#### WHAT YOU NEED TO DO:
The records that follow must be repeated verbatim, every one of them.

Records excerpted from a collection:
## start

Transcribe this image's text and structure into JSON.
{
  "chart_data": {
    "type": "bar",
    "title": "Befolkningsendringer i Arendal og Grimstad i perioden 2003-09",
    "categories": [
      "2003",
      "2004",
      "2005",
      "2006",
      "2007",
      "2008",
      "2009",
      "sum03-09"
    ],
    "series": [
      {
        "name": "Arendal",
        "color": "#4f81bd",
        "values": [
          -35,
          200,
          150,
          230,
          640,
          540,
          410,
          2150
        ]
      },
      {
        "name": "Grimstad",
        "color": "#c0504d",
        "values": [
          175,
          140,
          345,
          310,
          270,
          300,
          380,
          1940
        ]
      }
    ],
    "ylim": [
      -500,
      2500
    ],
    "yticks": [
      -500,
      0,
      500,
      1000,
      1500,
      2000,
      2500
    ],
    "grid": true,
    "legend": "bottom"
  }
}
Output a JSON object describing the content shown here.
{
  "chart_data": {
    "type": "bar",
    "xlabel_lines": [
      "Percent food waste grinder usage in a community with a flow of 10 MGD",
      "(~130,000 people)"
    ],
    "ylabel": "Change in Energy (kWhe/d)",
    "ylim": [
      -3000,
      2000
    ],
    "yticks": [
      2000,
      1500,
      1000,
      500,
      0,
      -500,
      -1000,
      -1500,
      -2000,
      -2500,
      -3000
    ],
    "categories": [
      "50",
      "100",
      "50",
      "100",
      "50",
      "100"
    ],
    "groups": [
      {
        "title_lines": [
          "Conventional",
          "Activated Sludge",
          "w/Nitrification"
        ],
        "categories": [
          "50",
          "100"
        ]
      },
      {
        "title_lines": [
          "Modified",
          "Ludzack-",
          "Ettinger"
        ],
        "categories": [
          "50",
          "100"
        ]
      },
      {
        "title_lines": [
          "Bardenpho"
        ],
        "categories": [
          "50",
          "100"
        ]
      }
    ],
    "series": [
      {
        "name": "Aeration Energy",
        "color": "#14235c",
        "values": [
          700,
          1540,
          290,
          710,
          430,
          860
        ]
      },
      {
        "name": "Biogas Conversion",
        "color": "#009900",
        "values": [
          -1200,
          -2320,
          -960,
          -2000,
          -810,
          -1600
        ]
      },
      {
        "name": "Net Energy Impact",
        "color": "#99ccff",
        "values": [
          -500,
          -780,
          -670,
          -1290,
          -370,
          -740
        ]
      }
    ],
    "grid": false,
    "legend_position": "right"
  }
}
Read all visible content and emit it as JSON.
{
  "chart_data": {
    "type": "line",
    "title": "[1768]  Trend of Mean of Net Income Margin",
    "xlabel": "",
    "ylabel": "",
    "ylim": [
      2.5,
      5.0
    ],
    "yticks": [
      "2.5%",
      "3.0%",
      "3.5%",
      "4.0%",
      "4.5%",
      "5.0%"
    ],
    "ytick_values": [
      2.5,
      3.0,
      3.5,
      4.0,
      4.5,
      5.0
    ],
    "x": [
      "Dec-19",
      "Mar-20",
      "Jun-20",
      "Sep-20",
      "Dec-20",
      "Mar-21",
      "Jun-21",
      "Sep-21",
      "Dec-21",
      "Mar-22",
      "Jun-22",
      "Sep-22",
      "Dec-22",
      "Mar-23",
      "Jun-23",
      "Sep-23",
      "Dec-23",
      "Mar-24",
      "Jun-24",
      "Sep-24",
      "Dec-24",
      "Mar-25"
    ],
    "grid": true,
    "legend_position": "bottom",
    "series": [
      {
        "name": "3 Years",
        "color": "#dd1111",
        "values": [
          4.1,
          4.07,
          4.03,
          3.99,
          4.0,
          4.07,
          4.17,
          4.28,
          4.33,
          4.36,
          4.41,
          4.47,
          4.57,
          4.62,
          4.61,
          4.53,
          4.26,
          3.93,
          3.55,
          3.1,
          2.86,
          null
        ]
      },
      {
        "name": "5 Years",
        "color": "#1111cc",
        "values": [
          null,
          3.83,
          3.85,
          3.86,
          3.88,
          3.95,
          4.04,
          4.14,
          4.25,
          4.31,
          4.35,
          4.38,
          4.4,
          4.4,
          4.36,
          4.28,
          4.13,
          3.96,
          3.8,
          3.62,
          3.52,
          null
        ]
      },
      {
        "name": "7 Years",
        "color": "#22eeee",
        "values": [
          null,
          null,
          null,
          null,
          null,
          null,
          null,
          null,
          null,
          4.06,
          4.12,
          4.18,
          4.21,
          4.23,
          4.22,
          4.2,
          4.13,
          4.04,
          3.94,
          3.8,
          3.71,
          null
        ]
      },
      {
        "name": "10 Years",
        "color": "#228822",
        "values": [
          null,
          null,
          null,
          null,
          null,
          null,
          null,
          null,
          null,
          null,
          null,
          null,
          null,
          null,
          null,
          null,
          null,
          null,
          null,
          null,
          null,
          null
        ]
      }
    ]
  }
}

## end

#### SOLUTION TO THIS EXERCISE:
Transcribe this image's text and structure into JSON.
{
  "chart_data": {
    "type": "bar",
    "title": "Befolkningsendringer i Arendal og Grimstad i perioden 2003-09",
    "categories": [
      "2003",
      "2004",
      "2005",
      "2006",
      "2007",
      "2008",
      "2009",
      "sum03-09"
    ],
    "series": [
      {
        "name": "Arendal",
        "color": "#4f81bd",
        "values": [
          -35,
          200,
          150,
          230,
          640,
          540,
          410,
          2150
        ]
      },
      {
        "name": "Grimstad",
        "color": "#c0504d",
        "values": [
          175,
          140,
          345,
          310,
          270,
          300,
          380,
          1940
        ]
      }
    ],
    "ylim": [
      -500,
      2500
    ],
    "yticks": [
      -500,
      0,
      500,
      1000,
      1500,
      2000,
      2500
    ],
    "grid": true,
    "legend": "bottom"
  }
}
Output a JSON object describing the content shown here.
{
  "chart_data": {
    "type": "bar",
    "xlabel_lines": [
      "Percent food waste grinder usage in a community with a flow of 10 MGD",
      "(~130,000 people)"
    ],
    "ylabel": "Change in Energy (kWhe/d)",
    "ylim": [
      -3000,
      2000
    ],
    "yticks": [
      2000,
      1500,
      1000,
      500,
      0,
      -500,
      -1000,
      -1500,
      -2000,
      -2500,
      -3000
    ],
    "categories": [
      "50",
      "100",
      "50",
      "100",
      "50",
      "100"
    ],
    "groups": [
      {
        "title_lines": [
          "Conventional",
          "Activated Sludge",
          "w/Nitrification"
        ],
        "categories": [
          "50",
          "100"
        ]
      },
      {
        "title_lines": [
          "Modified",
          "Ludzack-",
          "Ettinger"
        ],
        "categories": [
          "50",
          "100"
        ]
      },
      {
        "title_lines": [
          "Bardenpho"
        ],
        "categories": [
          "50",
          "100"
        ]
      }
    ],
    "series": [
      {
        "name": "Aeration Energy",
        "color": "#14235c",
        "values": [
          700,
          1540,
          290,
          710,
          430,
          860
        ]
      },
      {
        "name": "Biogas Conversion",
        "color": "#009900",
        "values": [
          -1200,
          -2320,
          -960,
          -2000,
          -810,
          -1600
        ]
      },
      {
        "name": "Net Energy Impact",
        "color": "#99ccff",
        "values": [
          -500,
          -780,
          -670,
          -1290,
          -370,
          -740
        ]
      }
    ],
    "grid": false,
    "legend_position": "right"
  }
}
Read all visible content and emit it as JSON.
{
  "chart_data": {
    "type": "line",
    "title": "[1768]  Trend of Mean of Net Income Margin",
    "xlabel": "",
    "ylabel": "",
    "ylim": [
      2.5,
      5.0
    ],
    "yticks": [
      "2.5%",
      "3.0%",
      "3.5%",
      "4.0%",
      "4.5%",
      "5.0%"
    ],
    "ytick_values": [
      2.5,
      3.0,
      3.5,
      4.0,
      4.5,
      5.0
    ],
    "x": [
      "Dec-19",
      "Mar-20",
      "Jun-20",
      "Sep-20",
      "Dec-20",
      "Mar-21",
      "Jun-21",
      "Sep-21",
      "Dec-21",
      "Mar-22",
      "Jun-22",
      "Sep-22",
      "Dec-22",
      "Mar-23",
      "Jun-23",
      "Sep-23",
      "Dec-23",
      "Mar-24",
      "Jun-24",
      "Sep-24",
      "Dec-24",
      "Mar-25"
    ],
    "grid": true,
    "legend_position": "bottom",
    "series": [
      {
        "name": "3 Years",
        "color": "#dd1111",
        "values": [
          4.1,
          4.07,
          4.03,
          3.99,
          4.0,
          4.07,
          4.17,
          4.28,
          4.33,
          4.36,
          4.41,
          4.47,
          4.57,
          4.62,
          4.61,
          4.53,
          4.26,
          3.93,
          3.55,
          3.1,
          2.86,
          null
        ]
      },
      {
        "name": "5 Years",
        "color": "#1111cc",
        "values": [
          null,
          3.83,
          3.85,
          3.86,
          3.88,
          3.95,
          4.04,
          4.14,
          4.25,
          4.31,
          4.35,
          4.38,
          4.4,
          4.4,
          4.36,
          4.28,
          4.13,
          3.96,
          3.8,
          3.62,
          3.52,
          null
        ]
      },
      {
        "name": "7 Years",
        "color": "#22eeee",
        "values": [
          null,
          null,
          null,
          null,
          null,
          null,
          null,
          null,
          null,
          4.06,
          4.12,
          4.18,
          4.21,
          4.23,
          4.22,
          4.2,
          4.13,
          4.04,
          3.94,
          3.8,
          3.71,
          null
        ]
      },
      {
        "name": "10 Years",
        "color": "#228822",
        "values": [
          null,
          null,
          null,
          null,
          null,
          null,
          null,
          null,
          null,
          null,
          null,
          null,
          null,
          null,
          null,
          null,
          null,
          null,
          null,
          null,
          null,
          null
        ]
      }
    ]
  }
}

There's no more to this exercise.